**Work to be completed**
Take from the listing each line that has the string "aber".

**Rows**

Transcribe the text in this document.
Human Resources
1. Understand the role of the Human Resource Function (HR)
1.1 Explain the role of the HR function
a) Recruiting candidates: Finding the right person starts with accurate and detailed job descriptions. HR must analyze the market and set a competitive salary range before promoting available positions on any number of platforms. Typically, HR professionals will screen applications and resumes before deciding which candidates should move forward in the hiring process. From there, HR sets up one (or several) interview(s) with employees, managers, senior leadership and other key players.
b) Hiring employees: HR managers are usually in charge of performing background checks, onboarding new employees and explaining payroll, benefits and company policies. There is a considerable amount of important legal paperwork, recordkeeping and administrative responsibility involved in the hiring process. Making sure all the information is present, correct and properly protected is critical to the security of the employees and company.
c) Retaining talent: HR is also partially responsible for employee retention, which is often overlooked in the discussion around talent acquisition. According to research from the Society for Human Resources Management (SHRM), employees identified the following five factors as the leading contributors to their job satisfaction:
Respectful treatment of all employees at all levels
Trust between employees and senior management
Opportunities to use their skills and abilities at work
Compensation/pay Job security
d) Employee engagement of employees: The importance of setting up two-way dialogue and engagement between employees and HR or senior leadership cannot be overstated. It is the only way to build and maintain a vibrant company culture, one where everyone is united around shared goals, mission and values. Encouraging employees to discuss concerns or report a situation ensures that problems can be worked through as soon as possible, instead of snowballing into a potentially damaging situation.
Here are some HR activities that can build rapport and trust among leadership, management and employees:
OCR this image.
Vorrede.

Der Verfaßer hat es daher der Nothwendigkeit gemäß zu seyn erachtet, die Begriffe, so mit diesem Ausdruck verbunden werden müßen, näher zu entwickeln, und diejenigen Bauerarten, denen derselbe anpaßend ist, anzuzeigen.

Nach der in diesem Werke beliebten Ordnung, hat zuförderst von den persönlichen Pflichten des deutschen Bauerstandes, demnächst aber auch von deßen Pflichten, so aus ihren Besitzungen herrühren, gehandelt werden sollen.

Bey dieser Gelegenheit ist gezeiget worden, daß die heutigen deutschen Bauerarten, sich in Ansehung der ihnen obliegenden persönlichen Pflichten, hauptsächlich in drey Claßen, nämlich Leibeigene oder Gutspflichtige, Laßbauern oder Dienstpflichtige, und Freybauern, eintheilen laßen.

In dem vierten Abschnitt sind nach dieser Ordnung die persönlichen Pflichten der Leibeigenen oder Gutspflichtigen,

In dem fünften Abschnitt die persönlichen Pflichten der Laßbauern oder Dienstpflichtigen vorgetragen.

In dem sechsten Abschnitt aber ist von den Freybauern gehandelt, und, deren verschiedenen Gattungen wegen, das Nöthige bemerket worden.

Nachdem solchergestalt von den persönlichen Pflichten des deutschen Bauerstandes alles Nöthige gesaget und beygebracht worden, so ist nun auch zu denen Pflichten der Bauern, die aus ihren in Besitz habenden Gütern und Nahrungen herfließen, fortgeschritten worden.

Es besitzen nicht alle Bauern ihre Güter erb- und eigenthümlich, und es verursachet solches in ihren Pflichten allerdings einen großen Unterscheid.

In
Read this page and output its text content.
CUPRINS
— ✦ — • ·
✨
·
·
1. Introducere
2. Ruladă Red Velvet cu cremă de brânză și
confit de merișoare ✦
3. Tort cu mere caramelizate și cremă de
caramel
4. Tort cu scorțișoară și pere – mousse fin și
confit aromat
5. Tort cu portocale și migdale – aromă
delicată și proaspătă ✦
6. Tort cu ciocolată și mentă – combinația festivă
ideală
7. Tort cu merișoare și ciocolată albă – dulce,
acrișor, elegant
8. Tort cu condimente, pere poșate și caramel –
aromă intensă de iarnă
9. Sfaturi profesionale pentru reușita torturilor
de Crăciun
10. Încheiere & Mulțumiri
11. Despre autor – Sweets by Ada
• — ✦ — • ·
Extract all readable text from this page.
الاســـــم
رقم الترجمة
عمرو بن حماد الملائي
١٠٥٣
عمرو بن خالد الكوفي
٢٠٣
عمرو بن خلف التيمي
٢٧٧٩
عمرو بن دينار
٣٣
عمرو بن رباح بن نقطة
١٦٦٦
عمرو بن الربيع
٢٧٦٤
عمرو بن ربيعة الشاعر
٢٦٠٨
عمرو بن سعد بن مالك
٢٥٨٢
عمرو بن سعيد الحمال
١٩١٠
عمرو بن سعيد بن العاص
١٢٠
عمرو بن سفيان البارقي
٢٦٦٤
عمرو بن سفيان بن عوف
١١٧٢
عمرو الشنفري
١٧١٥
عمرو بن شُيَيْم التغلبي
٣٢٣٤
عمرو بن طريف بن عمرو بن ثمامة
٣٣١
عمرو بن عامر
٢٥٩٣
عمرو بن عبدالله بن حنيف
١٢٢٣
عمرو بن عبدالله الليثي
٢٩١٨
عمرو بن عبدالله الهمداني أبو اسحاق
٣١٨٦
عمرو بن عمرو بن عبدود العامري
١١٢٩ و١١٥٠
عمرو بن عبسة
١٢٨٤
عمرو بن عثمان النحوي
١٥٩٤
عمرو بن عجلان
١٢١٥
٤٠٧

**Output of the task**
Nach der in diesem Werke beliebten Ordnung, hat zuförderst von den persönlichen Pflichten des deutschen Bauerstandes, demnächst aber auch von deßen Pflichten, so aus ihren Besitzungen herrühren, gehandelt werden sollen.
In dem sechsten Abschnitt aber ist von den Freybauern gehandelt, und, deren verschiedenen Gattungen wegen, das Nöthige bemerket worden.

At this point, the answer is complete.